[DATA SHOWN]
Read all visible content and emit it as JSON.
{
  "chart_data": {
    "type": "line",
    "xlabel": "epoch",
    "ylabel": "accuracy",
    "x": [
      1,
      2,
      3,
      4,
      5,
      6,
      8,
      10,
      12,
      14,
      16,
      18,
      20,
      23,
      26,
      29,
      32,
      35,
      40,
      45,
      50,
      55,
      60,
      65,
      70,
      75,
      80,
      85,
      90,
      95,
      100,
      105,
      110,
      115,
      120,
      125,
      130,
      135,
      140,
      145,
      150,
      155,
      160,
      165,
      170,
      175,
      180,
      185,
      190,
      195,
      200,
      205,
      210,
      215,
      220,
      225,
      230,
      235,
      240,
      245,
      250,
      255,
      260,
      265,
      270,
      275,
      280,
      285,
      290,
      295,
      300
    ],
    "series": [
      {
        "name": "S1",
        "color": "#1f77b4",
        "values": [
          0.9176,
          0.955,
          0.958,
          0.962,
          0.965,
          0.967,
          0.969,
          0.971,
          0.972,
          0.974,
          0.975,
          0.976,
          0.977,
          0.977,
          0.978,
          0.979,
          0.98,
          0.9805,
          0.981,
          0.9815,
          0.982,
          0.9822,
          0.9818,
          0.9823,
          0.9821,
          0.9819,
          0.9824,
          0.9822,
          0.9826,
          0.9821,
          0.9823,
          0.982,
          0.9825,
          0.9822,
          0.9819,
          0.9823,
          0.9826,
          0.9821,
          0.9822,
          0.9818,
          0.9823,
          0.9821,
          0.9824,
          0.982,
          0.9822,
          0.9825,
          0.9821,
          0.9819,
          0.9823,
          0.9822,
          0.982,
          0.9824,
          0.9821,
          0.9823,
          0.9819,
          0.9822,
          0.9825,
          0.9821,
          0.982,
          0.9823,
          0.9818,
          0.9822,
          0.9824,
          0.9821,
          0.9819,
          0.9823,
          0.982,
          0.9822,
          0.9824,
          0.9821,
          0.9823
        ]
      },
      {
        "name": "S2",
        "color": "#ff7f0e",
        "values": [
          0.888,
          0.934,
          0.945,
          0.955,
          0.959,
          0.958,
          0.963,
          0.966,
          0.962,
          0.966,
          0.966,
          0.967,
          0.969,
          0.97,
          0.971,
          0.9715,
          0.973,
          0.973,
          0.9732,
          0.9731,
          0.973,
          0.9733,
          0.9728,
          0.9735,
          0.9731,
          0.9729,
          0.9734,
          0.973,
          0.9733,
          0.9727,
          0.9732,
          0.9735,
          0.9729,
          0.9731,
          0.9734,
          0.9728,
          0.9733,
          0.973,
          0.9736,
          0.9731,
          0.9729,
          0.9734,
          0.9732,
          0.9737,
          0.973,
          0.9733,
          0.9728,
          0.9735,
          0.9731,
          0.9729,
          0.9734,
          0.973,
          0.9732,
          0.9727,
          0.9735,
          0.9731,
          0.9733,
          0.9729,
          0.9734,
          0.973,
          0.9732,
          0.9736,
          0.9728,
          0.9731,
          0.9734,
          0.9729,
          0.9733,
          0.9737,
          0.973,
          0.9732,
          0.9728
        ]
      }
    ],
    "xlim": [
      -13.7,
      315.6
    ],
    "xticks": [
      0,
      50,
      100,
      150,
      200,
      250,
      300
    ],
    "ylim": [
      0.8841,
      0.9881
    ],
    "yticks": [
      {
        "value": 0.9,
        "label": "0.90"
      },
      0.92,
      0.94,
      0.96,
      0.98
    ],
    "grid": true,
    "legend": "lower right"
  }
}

--

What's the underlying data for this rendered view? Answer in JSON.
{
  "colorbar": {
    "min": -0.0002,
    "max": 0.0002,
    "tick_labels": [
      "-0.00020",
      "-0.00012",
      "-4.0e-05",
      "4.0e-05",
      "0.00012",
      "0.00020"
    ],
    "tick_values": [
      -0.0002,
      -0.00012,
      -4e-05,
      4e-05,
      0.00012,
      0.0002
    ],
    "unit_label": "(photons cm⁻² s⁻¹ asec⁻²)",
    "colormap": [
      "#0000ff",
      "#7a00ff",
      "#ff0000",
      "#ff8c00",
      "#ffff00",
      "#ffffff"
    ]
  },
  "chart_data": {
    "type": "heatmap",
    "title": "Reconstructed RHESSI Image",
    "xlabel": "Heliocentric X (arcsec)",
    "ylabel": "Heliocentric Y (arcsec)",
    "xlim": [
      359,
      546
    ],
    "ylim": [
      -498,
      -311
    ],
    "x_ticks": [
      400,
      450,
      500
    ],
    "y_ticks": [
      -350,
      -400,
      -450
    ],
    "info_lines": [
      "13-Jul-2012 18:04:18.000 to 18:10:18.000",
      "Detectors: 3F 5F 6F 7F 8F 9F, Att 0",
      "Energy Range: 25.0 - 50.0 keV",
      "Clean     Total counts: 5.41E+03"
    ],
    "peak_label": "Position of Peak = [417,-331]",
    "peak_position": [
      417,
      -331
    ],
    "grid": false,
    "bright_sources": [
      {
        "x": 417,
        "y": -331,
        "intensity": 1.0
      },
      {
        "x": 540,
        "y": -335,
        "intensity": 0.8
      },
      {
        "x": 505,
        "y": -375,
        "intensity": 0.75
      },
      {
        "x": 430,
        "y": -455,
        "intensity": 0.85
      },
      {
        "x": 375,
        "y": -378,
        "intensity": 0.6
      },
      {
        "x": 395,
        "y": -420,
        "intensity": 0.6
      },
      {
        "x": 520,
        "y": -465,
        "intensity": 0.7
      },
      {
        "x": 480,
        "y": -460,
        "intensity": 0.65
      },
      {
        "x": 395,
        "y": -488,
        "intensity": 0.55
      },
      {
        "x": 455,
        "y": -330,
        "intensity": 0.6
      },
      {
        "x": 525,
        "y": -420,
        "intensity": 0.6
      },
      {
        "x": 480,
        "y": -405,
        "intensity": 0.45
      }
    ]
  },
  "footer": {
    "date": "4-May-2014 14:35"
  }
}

[AIM] Identify each line in the records above containing the word "Heliocentric"; copy those lines.

[WRITTEN ANSWER]
    "xlabel": "Heliocentric X (arcsec)",
    "ylabel": "Heliocentric Y (arcsec)",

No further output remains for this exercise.